***** RECORDS *****
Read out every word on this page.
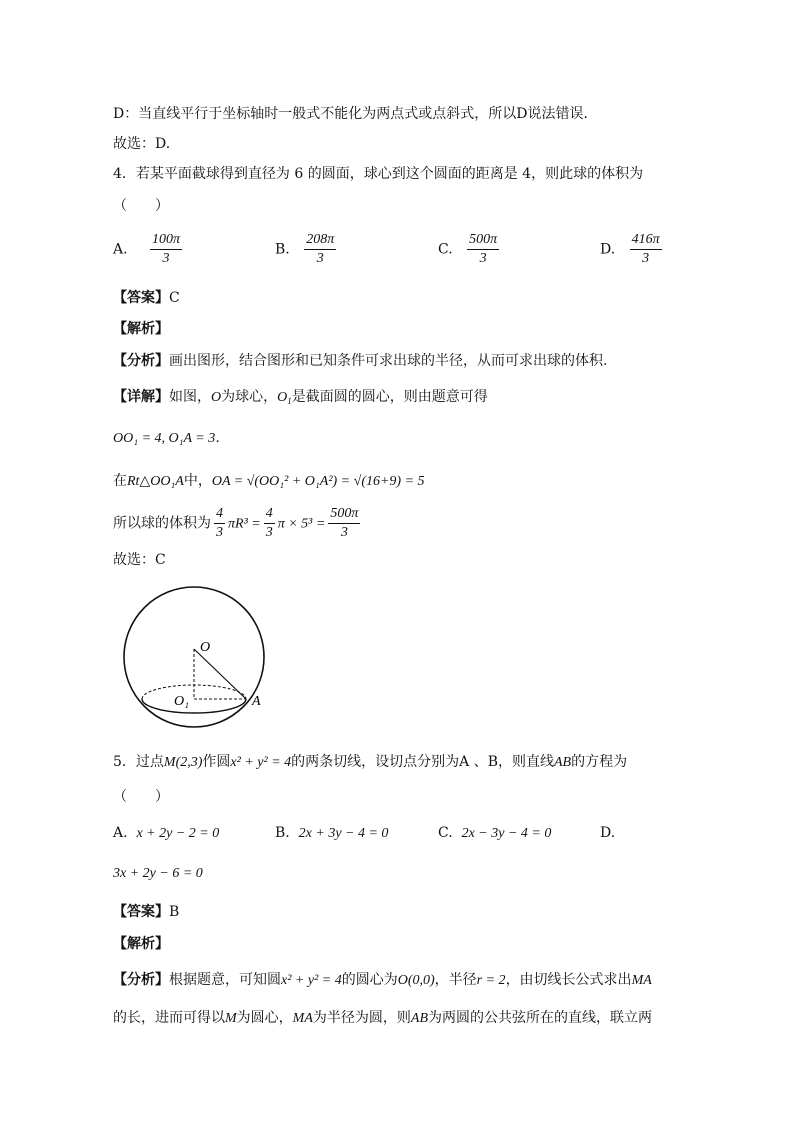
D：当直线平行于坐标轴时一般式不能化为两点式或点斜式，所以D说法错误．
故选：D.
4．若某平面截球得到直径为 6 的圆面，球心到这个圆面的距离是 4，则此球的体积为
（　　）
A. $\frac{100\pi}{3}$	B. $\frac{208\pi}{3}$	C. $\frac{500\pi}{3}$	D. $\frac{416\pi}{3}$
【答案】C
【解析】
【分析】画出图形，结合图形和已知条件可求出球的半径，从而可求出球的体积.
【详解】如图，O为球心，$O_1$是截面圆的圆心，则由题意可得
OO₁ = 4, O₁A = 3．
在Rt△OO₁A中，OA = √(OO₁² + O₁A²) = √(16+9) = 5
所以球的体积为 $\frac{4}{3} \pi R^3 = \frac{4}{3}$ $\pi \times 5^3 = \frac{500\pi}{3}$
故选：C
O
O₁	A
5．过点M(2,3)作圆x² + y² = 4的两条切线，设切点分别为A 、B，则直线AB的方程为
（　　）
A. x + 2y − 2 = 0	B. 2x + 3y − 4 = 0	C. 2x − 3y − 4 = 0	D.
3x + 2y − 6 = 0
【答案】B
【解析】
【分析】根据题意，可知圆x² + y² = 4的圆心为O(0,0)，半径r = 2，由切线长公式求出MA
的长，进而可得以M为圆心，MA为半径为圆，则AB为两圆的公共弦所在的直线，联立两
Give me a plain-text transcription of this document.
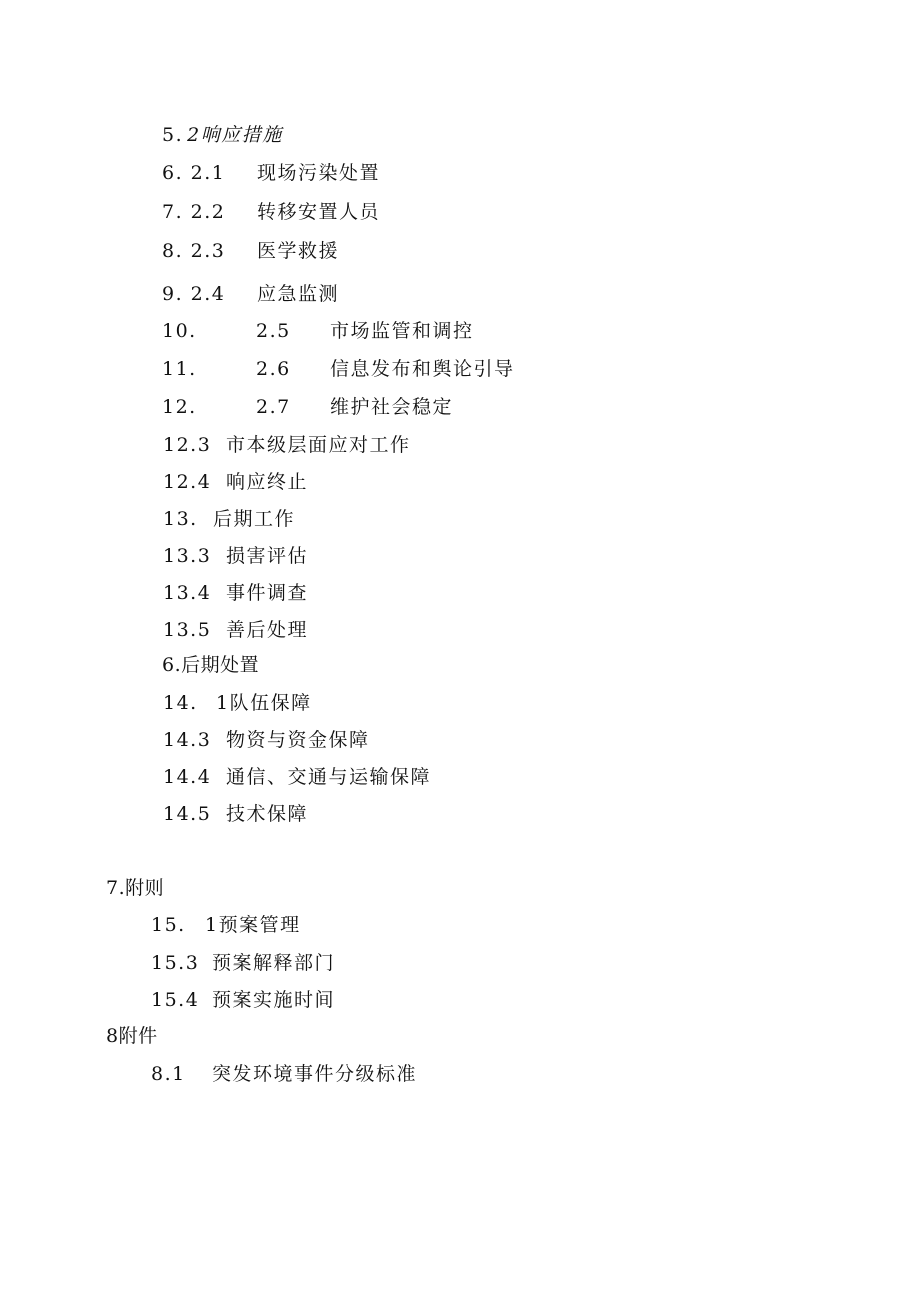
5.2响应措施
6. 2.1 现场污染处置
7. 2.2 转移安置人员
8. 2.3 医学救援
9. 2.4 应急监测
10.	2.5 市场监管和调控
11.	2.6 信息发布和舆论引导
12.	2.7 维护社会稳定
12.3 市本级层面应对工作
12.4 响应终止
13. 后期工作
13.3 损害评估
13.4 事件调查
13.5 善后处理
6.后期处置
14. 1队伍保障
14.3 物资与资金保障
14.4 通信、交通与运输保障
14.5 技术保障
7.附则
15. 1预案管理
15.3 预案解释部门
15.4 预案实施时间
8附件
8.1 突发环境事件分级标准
*****
WHAT IS ASKED >> Report all lines of the material that contain the word "frac".

FINAL RESULT >>
A. $\frac{100\pi}{3}$	B. $\frac{208\pi}{3}$	C. $\frac{500\pi}{3}$	D. $\frac{416\pi}{3}$
所以球的体积为 $\frac{4}{3} \pi R^3 = \frac{4}{3}$ $\pi \times 5^3 = \frac{500\pi}{3}$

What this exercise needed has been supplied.